::: Supplied information

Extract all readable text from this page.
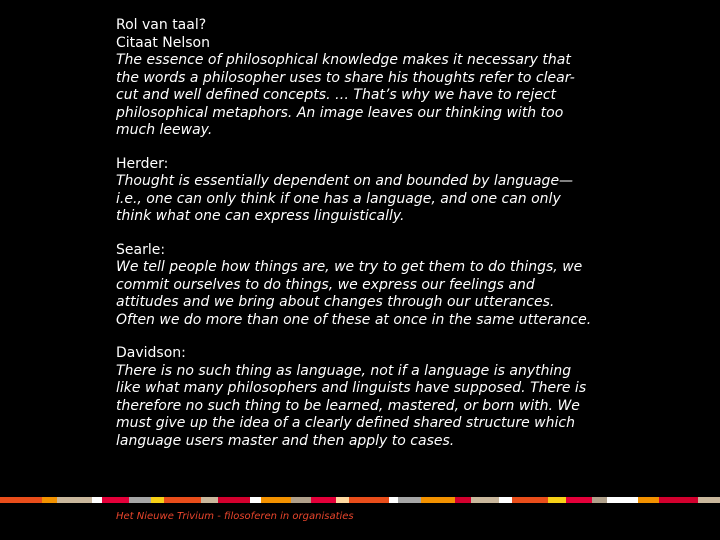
Rol van taal?
Citaat Nelson
The essence of philosophical knowledge makes it necessary that
the words a philosopher uses to share his thoughts refer to clear-
cut and well defined concepts. … That’s why we have to reject
philosophical metaphors. An image leaves our thinking with too
much leeway.
Herder:
Thought is essentially dependent on and bounded by language—
i.e., one can only think if one has a language, and one can only
think what one can express linguistically.
Searle:
We tell people how things are, we try to get them to do things, we
commit ourselves to do things, we express our feelings and
attitudes and we bring about changes through our utterances.
Often we do more than one of these at once in the same utterance.
Davidson:
There is no such thing as language, not if a language is anything
like what many philosophers and linguists have supposed. There is
therefore no such thing to be learned, mastered, or born with. We
must give up the idea of a clearly defined shared structure which
language users master and then apply to cases.
Het Nieuwe Trivium - filosoferen in organisaties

::::::

Give all the entries again exactly, dropping each picture.

-- Correct answer --
Extract all readable text from this page.
Rol van taal?
Citaat Nelson
The essence of philosophical knowledge makes it necessary that
the words a philosopher uses to share his thoughts refer to clear-
cut and well defined concepts. … That’s why we have to reject
philosophical metaphors. An image leaves our thinking with too
much leeway.
Herder:
Thought is essentially dependent on and bounded by language—
i.e., one can only think if one has a language, and one can only
think what one can express linguistically.
Searle:
We tell people how things are, we try to get them to do things, we
commit ourselves to do things, we express our feelings and
attitudes and we bring about changes through our utterances.
Often we do more than one of these at once in the same utterance.
Davidson:
There is no such thing as language, not if a language is anything
like what many philosophers and linguists have supposed. There is
therefore no such thing to be learned, mastered, or born with. We
must give up the idea of a clearly defined shared structure which
language users master and then apply to cases.
Het Nieuwe Trivium - filosoferen in organisaties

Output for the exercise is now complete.